- **ACTION ITEM**
Within the records, find every line that includes the word "Pancreas" and copy it.

──────── MATERIAL FOR THIS TASK ────────

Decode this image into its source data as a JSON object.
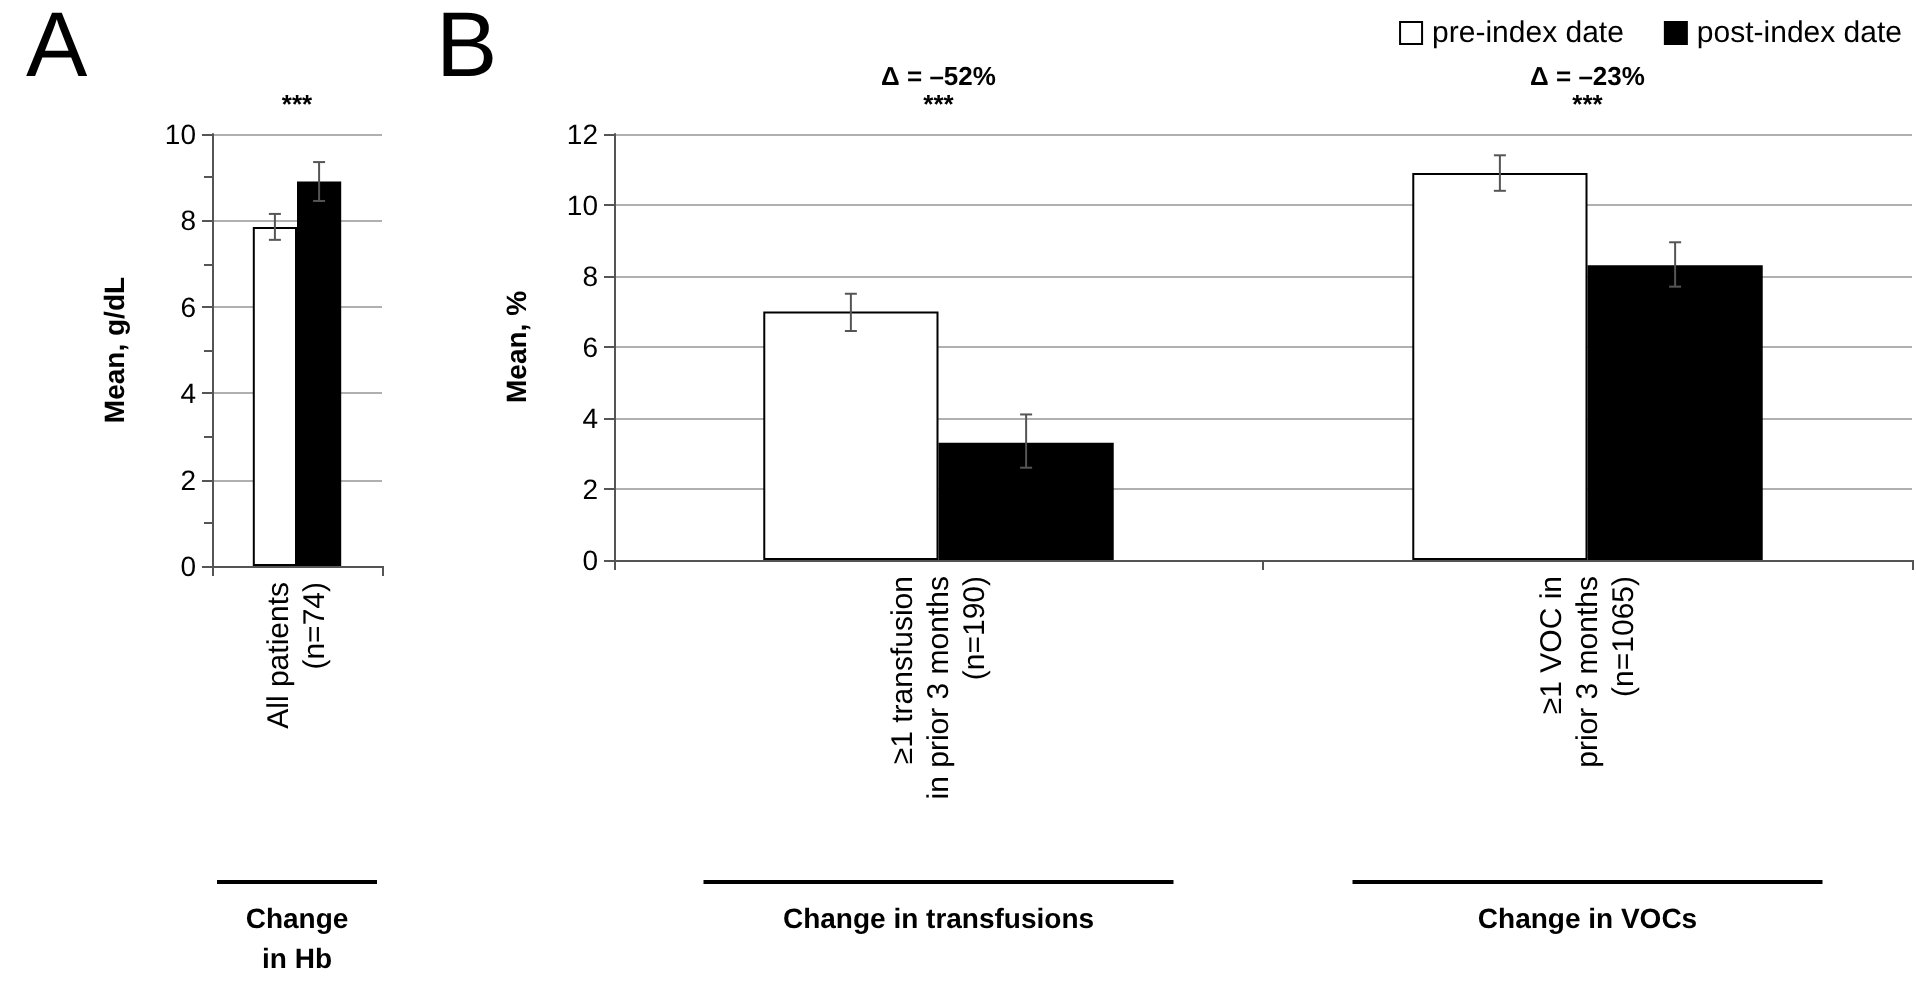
{
  "chart_data": [
    {
      "type": "bar",
      "title": "A",
      "ylabel": "Mean, g/dL",
      "categories": [
        "All patients\n(n=74)"
      ],
      "series": [
        {
          "color": "#ffffff",
          "values": [
            7.85
          ],
          "errors": [
            [
              7.55,
              8.15
            ]
          ]
        },
        {
          "color": "#000000",
          "values": [
            8.9
          ],
          "errors": [
            [
              8.45,
              9.35
            ]
          ]
        }
      ],
      "ylim": [
        0,
        10
      ],
      "yticks": [
        0,
        2,
        4,
        6,
        8,
        10
      ],
      "grid": "y",
      "legend": false,
      "annotations": [
        "***",
        "Change\nin Hb"
      ]
    },
    {
      "type": "bar",
      "title": "B",
      "ylabel": "Mean, %",
      "categories": [
        "≥1 transfusion\nin prior 3 months\n(n=190)",
        "≥1 VOC in\nprior 3 months\n(n=1065)"
      ],
      "series": [
        {
          "name": "pre-index date",
          "color": "#ffffff",
          "values": [
            7.0,
            10.9
          ],
          "errors": [
            [
              6.45,
              7.5
            ],
            [
              10.4,
              11.4
            ]
          ]
        },
        {
          "name": "post-index date",
          "color": "#000000",
          "values": [
            3.3,
            8.3
          ],
          "errors": [
            [
              2.6,
              4.1
            ],
            [
              7.7,
              8.95
            ]
          ]
        }
      ],
      "ylim": [
        0,
        12
      ],
      "yticks": [
        0,
        2,
        4,
        6,
        8,
        10,
        12
      ],
      "grid": "y",
      "legend": "top right",
      "annotations": [
        "Δ = –52%",
        "***",
        "Δ = –23%",
        "***",
        "Change in transfusions",
        "Change in VOCs"
      ]
    }
  ]
}
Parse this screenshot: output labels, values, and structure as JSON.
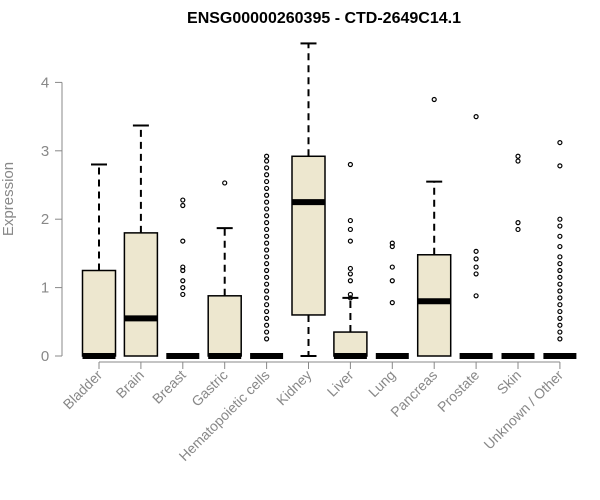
{
  "chart_data": {
    "type": "boxplot",
    "title": "ENSG00000260395 - CTD-2649C14.1",
    "xlabel": "",
    "ylabel": "Expression",
    "ylim": [
      0,
      4.6
    ],
    "yticks": [
      0,
      1,
      2,
      3,
      4
    ],
    "colors": {
      "box_fill": "#EDE7CF",
      "stroke": "#000000",
      "axis_text": "#888888"
    },
    "categories": [
      "Bladder",
      "Brain",
      "Breast",
      "Gastric",
      "Hematopoietic cells",
      "Kidney",
      "Liver",
      "Lung",
      "Pancreas",
      "Prostate",
      "Skin",
      "Unknown / Other"
    ],
    "boxes": [
      {
        "category": "Bladder",
        "q1": 0,
        "median": 0,
        "q3": 1.25,
        "whisker_low": 0,
        "whisker_high": 2.8,
        "outliers": []
      },
      {
        "category": "Brain",
        "q1": 0,
        "median": 0.55,
        "q3": 1.8,
        "whisker_low": 0,
        "whisker_high": 3.37,
        "outliers": []
      },
      {
        "category": "Breast",
        "q1": 0,
        "median": 0,
        "q3": 0,
        "whisker_low": 0,
        "whisker_high": 0,
        "outliers": [
          0.9,
          1.0,
          1.1,
          1.25,
          1.3,
          1.68,
          2.2,
          2.28
        ]
      },
      {
        "category": "Gastric",
        "q1": 0,
        "median": 0,
        "q3": 0.88,
        "whisker_low": 0,
        "whisker_high": 1.87,
        "outliers": [
          2.53
        ]
      },
      {
        "category": "Hematopoietic cells",
        "q1": 0,
        "median": 0,
        "q3": 0,
        "whisker_low": 0,
        "whisker_high": 0,
        "outliers": [
          0.25,
          0.35,
          0.45,
          0.55,
          0.65,
          0.75,
          0.85,
          0.95,
          1.05,
          1.15,
          1.25,
          1.35,
          1.45,
          1.55,
          1.65,
          1.75,
          1.85,
          1.95,
          2.05,
          2.15,
          2.25,
          2.35,
          2.45,
          2.55,
          2.65,
          2.75,
          2.85,
          2.92
        ]
      },
      {
        "category": "Kidney",
        "q1": 0.6,
        "median": 2.25,
        "q3": 2.92,
        "whisker_low": 0,
        "whisker_high": 4.57,
        "outliers": []
      },
      {
        "category": "Liver",
        "q1": 0,
        "median": 0,
        "q3": 0.35,
        "whisker_low": 0,
        "whisker_high": 0.85,
        "outliers": [
          0.85,
          0.9,
          1.1,
          1.2,
          1.28,
          1.68,
          1.85,
          1.98,
          2.8
        ]
      },
      {
        "category": "Lung",
        "q1": 0,
        "median": 0,
        "q3": 0,
        "whisker_low": 0,
        "whisker_high": 0,
        "outliers": [
          0.78,
          1.1,
          1.3,
          1.6,
          1.65
        ]
      },
      {
        "category": "Pancreas",
        "q1": 0,
        "median": 0.8,
        "q3": 1.48,
        "whisker_low": 0,
        "whisker_high": 2.55,
        "outliers": [
          3.75
        ]
      },
      {
        "category": "Prostate",
        "q1": 0,
        "median": 0,
        "q3": 0,
        "whisker_low": 0,
        "whisker_high": 0,
        "outliers": [
          0.88,
          1.2,
          1.3,
          1.42,
          1.53,
          3.5
        ]
      },
      {
        "category": "Skin",
        "q1": 0,
        "median": 0,
        "q3": 0,
        "whisker_low": 0,
        "whisker_high": 0,
        "outliers": [
          1.85,
          1.95,
          2.85,
          2.92
        ]
      },
      {
        "category": "Unknown / Other",
        "q1": 0,
        "median": 0,
        "q3": 0,
        "whisker_low": 0,
        "whisker_high": 0,
        "outliers": [
          0.25,
          0.35,
          0.45,
          0.55,
          0.65,
          0.75,
          0.85,
          0.95,
          1.05,
          1.15,
          1.25,
          1.35,
          1.45,
          1.6,
          1.75,
          1.9,
          2.0,
          2.78,
          3.12
        ]
      }
    ]
  }
}
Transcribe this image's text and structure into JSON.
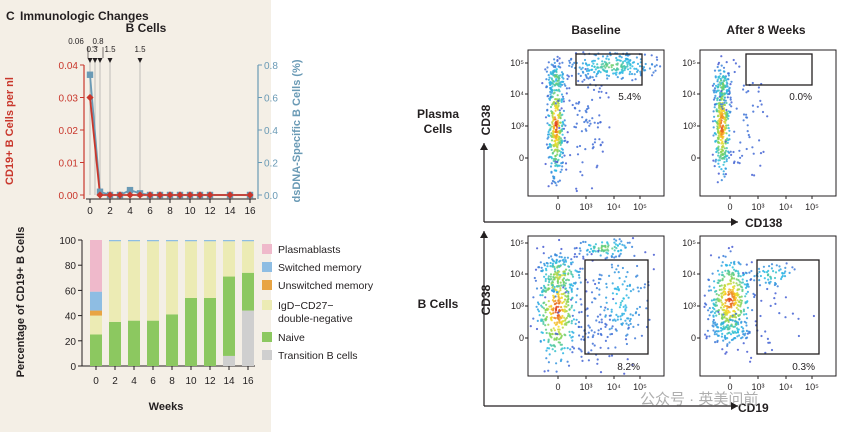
{
  "panel": {
    "letter": "C",
    "title": "Immunologic Changes"
  },
  "colors": {
    "red": "#c9372c",
    "teal": "#6a9ab5",
    "naive": "#8cc860",
    "dn": "#ecebb4",
    "unsw": "#e8a443",
    "sw": "#8ebde3",
    "plasma": "#efb9cb",
    "trans": "#cfcfcf",
    "panel_bg": "#f4efe6"
  },
  "rituximab_marks": [
    "0.06",
    "0.3",
    "0.8",
    "1.5",
    "1.5"
  ],
  "chart_data": [
    {
      "type": "line",
      "title": "B Cells",
      "x": [
        0,
        1,
        2,
        3,
        4,
        5,
        6,
        7,
        8,
        9,
        10,
        11,
        12,
        14,
        16
      ],
      "xlim": [
        0,
        16
      ],
      "xticks": [
        0,
        2,
        4,
        6,
        8,
        10,
        12,
        14,
        16
      ],
      "ylabel": "CD19+ B Cells per nl",
      "ylim": [
        0,
        0.04
      ],
      "yticks": [
        0,
        0.01,
        0.02,
        0.03,
        0.04
      ],
      "ytick_labels": [
        "0.00",
        "0.01",
        "0.02",
        "0.03",
        "0.04"
      ],
      "y2label": "dsDNA-Specific B Cells (%)",
      "y2lim": [
        0,
        0.8
      ],
      "y2ticks": [
        0,
        0.2,
        0.4,
        0.6,
        0.8
      ],
      "y2tick_labels": [
        "0.0",
        "0.2",
        "0.4",
        "0.6",
        "0.8"
      ],
      "series": [
        {
          "axis": "left",
          "values": [
            0.03,
            0.0,
            0.0,
            0.0,
            0.0,
            0.0,
            0.0,
            0.0,
            0.0,
            0.0,
            0.0,
            0.0,
            0.0,
            0.0,
            0.0
          ]
        },
        {
          "axis": "right",
          "values": [
            0.74,
            0.02,
            0.0,
            0.0,
            0.03,
            0.01,
            0.0,
            0.0,
            0.0,
            0.0,
            0.0,
            0.0,
            0.0,
            0.0,
            0.0
          ]
        }
      ]
    },
    {
      "type": "bar",
      "stacked": true,
      "categories": [
        "0",
        "2",
        "4",
        "6",
        "8",
        "10",
        "12",
        "14",
        "16"
      ],
      "xlabel": "Weeks",
      "ylabel": "Percentage of CD19+ B Cells",
      "ylim": [
        0,
        100
      ],
      "yticks": [
        0,
        20,
        40,
        60,
        80,
        100
      ],
      "series": [
        {
          "name": "Transition B cells",
          "values": [
            0,
            0,
            0,
            0,
            0,
            0,
            0,
            8,
            44
          ]
        },
        {
          "name": "Naive",
          "values": [
            25,
            35,
            36,
            36,
            41,
            54,
            54,
            63,
            30
          ]
        },
        {
          "name": "IgD−CD27− double-negative",
          "values": [
            15,
            64,
            63,
            63,
            58,
            45,
            45,
            28,
            25
          ]
        },
        {
          "name": "Unswitched memory",
          "values": [
            4,
            0,
            0,
            0,
            0,
            0,
            0,
            0,
            0
          ]
        },
        {
          "name": "Switched memory",
          "values": [
            15,
            1,
            1,
            1,
            1,
            1,
            1,
            1,
            1
          ]
        },
        {
          "name": "Plasmablasts",
          "values": [
            41,
            0,
            0,
            0,
            0,
            0,
            0,
            0,
            0
          ]
        }
      ],
      "legend": [
        {
          "name": "Plasmablasts",
          "lines": [
            "Plasmablasts"
          ]
        },
        {
          "name": "Switched memory",
          "lines": [
            "Switched memory"
          ]
        },
        {
          "name": "Unswitched memory",
          "lines": [
            "Unswitched memory"
          ]
        },
        {
          "name": "double-negative",
          "lines": [
            "IgD−CD27−",
            "double-negative"
          ]
        },
        {
          "name": "Naive",
          "lines": [
            "Naive"
          ]
        },
        {
          "name": "Transition B cells",
          "lines": [
            "Transition B cells"
          ]
        }
      ]
    }
  ],
  "flow": {
    "col_baseline": "Baseline",
    "col_after": "After 8 Weeks",
    "row_plasma": [
      "Plasma",
      "Cells"
    ],
    "row_bcells": "B Cells",
    "y_label": "CD38",
    "x_label_top": "CD138",
    "x_label_bottom": "CD19",
    "log_ticks": [
      "0",
      "10³",
      "10⁴",
      "10⁵"
    ],
    "gate_values": {
      "plasma_baseline": "5.4%",
      "plasma_after": "0.0%",
      "bcell_baseline": "8.2%",
      "bcell_after": "0.3%"
    }
  },
  "watermark": "公众号 · 英美问前"
}
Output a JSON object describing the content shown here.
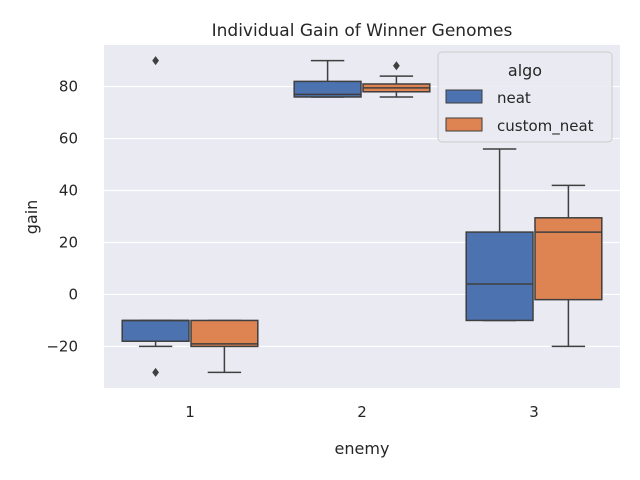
{
  "chart_data": {
    "type": "box",
    "title": "Individual Gain of Winner Genomes",
    "xlabel": "enemy",
    "ylabel": "gain",
    "categories": [
      "1",
      "2",
      "3"
    ],
    "yticks": [
      "−20",
      "0",
      "20",
      "40",
      "60",
      "80"
    ],
    "ylim": [
      -36,
      96
    ],
    "grid": true,
    "legend": {
      "title": "algo",
      "placement": "top-right"
    },
    "series": [
      {
        "name": "neat",
        "color": "#4c72b0",
        "boxes": [
          {
            "whisker_low": -20,
            "q1": -18,
            "median": -10,
            "q3": -10,
            "whisker_high": -10,
            "outliers": [
              90,
              -30
            ]
          },
          {
            "whisker_low": 76,
            "q1": 76,
            "median": 77,
            "q3": 82,
            "whisker_high": 90,
            "outliers": []
          },
          {
            "whisker_low": -10,
            "q1": -10,
            "median": 4,
            "q3": 24,
            "whisker_high": 56,
            "outliers": []
          }
        ]
      },
      {
        "name": "custom_neat",
        "color": "#dd8452",
        "boxes": [
          {
            "whisker_low": -30,
            "q1": -20,
            "median": -19,
            "q3": -10,
            "whisker_high": -10,
            "outliers": []
          },
          {
            "whisker_low": 76,
            "q1": 78,
            "median": 79.5,
            "q3": 81,
            "whisker_high": 84,
            "outliers": [
              88
            ]
          },
          {
            "whisker_low": -20,
            "q1": -2,
            "median": 24,
            "q3": 29.5,
            "whisker_high": 42,
            "outliers": []
          }
        ]
      }
    ]
  }
}
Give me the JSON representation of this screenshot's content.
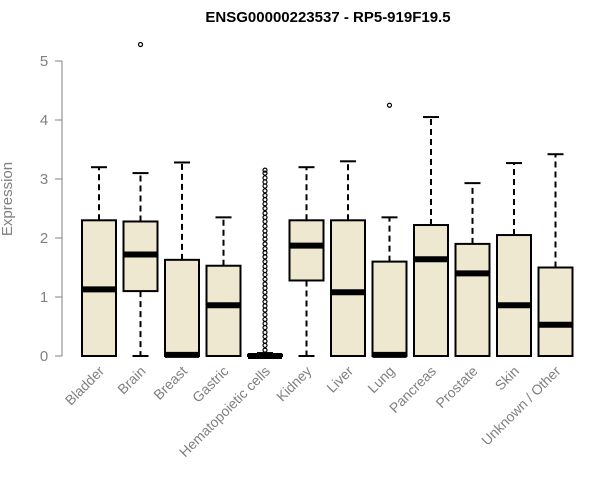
{
  "chart_data": {
    "type": "boxplot",
    "title": "ENSG00000223537 - RP5-919F19.5",
    "xlabel": "",
    "ylabel": "Expression",
    "ylim": [
      0,
      5.2
    ],
    "yticks": [
      0,
      1,
      2,
      3,
      4,
      5
    ],
    "box_fill": "#EEE8D0",
    "categories": [
      "Bladder",
      "Brain",
      "Breast",
      "Gastric",
      "Hematopoietic cells",
      "Kidney",
      "Liver",
      "Lung",
      "Pancreas",
      "Prostate",
      "Skin",
      "Unknown / Other"
    ],
    "boxes": [
      {
        "name": "Bladder",
        "whisker_low": 0,
        "q1": 0,
        "median": 1.13,
        "q3": 2.3,
        "whisker_high": 3.2,
        "outliers": []
      },
      {
        "name": "Brain",
        "whisker_low": 0,
        "q1": 1.1,
        "median": 1.72,
        "q3": 2.28,
        "whisker_high": 3.1,
        "outliers": [
          5.28
        ]
      },
      {
        "name": "Breast",
        "whisker_low": 0,
        "q1": 0,
        "median": 0.02,
        "q3": 1.63,
        "whisker_high": 3.28,
        "outliers": []
      },
      {
        "name": "Gastric",
        "whisker_low": 0,
        "q1": 0,
        "median": 0.86,
        "q3": 1.53,
        "whisker_high": 2.35,
        "outliers": []
      },
      {
        "name": "Hematopoietic cells",
        "whisker_low": 0,
        "q1": 0,
        "median": 0,
        "q3": 0.02,
        "whisker_high": 0.05,
        "outliers": [
          0.1,
          0.18,
          0.25,
          0.33,
          0.4,
          0.48,
          0.55,
          0.62,
          0.7,
          0.78,
          0.85,
          0.92,
          1.0,
          1.08,
          1.15,
          1.22,
          1.3,
          1.38,
          1.45,
          1.52,
          1.6,
          1.68,
          1.75,
          1.82,
          1.9,
          1.98,
          2.05,
          2.12,
          2.2,
          2.28,
          2.35,
          2.42,
          2.5,
          2.58,
          2.65,
          2.72,
          2.8,
          2.88,
          2.95,
          3.02,
          3.1,
          3.15
        ]
      },
      {
        "name": "Kidney",
        "whisker_low": 0,
        "q1": 1.28,
        "median": 1.87,
        "q3": 2.3,
        "whisker_high": 3.2,
        "outliers": []
      },
      {
        "name": "Liver",
        "whisker_low": 0,
        "q1": 0,
        "median": 1.08,
        "q3": 2.3,
        "whisker_high": 3.3,
        "outliers": []
      },
      {
        "name": "Lung",
        "whisker_low": 0,
        "q1": 0,
        "median": 0.02,
        "q3": 1.6,
        "whisker_high": 2.35,
        "outliers": [
          4.25
        ]
      },
      {
        "name": "Pancreas",
        "whisker_low": 0,
        "q1": 0,
        "median": 1.64,
        "q3": 2.22,
        "whisker_high": 4.05,
        "outliers": []
      },
      {
        "name": "Prostate",
        "whisker_low": 0,
        "q1": 0,
        "median": 1.4,
        "q3": 1.9,
        "whisker_high": 2.93,
        "outliers": []
      },
      {
        "name": "Skin",
        "whisker_low": 0,
        "q1": 0,
        "median": 0.86,
        "q3": 2.05,
        "whisker_high": 3.27,
        "outliers": []
      },
      {
        "name": "Unknown / Other",
        "whisker_low": 0,
        "q1": 0,
        "median": 0.53,
        "q3": 1.5,
        "whisker_high": 3.42,
        "outliers": []
      }
    ]
  }
}
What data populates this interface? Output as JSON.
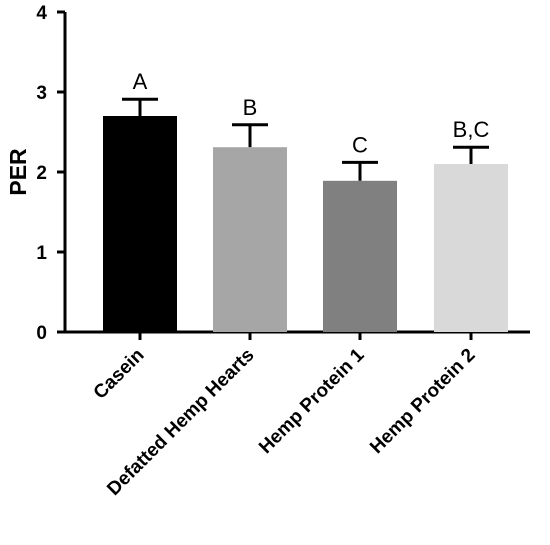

────────

- **RESULT**
      "Pancreas",
        "category": "Pancreas",
      "Pancreas",
        "name": "Pancreas",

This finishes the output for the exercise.